GOAL OF THE EXERCISE -> Answer with one number: how many lines have "tree".

+---+

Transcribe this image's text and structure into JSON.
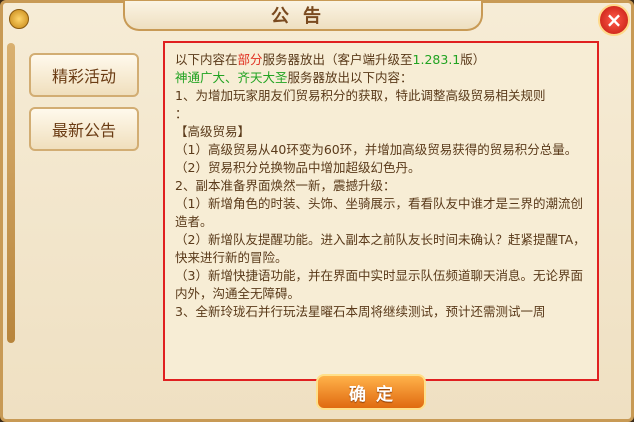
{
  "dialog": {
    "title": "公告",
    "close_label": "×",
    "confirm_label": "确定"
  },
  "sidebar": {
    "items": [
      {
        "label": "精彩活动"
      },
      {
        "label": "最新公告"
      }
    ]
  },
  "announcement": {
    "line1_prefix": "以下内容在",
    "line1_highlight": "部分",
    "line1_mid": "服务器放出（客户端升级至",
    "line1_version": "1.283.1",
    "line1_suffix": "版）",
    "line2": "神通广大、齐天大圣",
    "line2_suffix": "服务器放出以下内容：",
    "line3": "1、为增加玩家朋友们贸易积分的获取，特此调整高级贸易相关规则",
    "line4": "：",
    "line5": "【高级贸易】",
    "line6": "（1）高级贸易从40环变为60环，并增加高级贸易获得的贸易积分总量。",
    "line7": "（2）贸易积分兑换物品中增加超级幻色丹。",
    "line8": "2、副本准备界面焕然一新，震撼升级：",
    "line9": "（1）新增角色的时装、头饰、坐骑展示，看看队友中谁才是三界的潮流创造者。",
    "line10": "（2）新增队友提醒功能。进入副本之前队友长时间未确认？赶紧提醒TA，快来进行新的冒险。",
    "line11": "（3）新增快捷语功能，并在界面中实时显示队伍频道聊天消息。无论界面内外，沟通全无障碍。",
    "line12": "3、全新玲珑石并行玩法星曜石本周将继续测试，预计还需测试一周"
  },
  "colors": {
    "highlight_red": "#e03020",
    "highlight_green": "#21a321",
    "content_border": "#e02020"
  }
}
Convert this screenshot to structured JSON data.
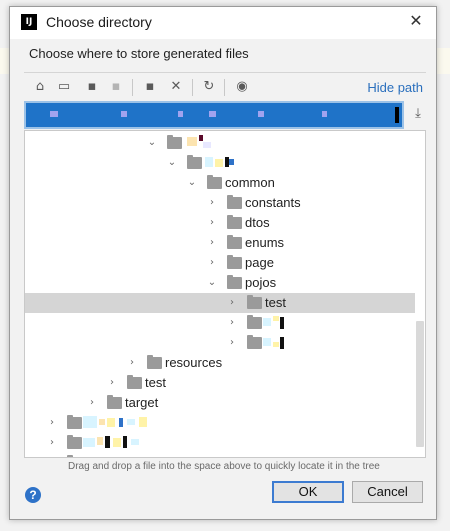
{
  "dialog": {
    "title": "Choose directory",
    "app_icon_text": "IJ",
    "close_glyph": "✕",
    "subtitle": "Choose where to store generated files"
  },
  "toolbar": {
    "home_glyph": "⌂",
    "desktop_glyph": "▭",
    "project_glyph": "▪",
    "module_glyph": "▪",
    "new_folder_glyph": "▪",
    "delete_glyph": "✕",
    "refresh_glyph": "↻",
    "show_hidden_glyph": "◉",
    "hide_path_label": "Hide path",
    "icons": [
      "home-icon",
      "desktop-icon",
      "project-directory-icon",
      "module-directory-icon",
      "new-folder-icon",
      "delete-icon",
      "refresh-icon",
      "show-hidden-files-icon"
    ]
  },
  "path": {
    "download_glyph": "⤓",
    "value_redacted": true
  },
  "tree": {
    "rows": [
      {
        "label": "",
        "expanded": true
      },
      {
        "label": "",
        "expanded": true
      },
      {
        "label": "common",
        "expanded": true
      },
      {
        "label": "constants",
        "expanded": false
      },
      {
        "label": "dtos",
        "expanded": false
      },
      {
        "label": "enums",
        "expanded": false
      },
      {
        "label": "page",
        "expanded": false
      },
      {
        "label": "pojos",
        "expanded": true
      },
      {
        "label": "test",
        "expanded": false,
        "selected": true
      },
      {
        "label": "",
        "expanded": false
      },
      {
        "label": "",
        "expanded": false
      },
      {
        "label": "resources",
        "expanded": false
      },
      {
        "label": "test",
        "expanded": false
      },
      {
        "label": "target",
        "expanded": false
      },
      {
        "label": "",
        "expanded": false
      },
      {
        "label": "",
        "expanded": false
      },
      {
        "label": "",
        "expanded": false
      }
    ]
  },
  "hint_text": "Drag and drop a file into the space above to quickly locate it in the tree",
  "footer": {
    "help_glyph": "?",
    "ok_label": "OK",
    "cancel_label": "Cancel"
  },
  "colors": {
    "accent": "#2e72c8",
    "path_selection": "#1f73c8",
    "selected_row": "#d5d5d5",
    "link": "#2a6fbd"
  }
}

+---+

EXERCISE OUTPUT -> 2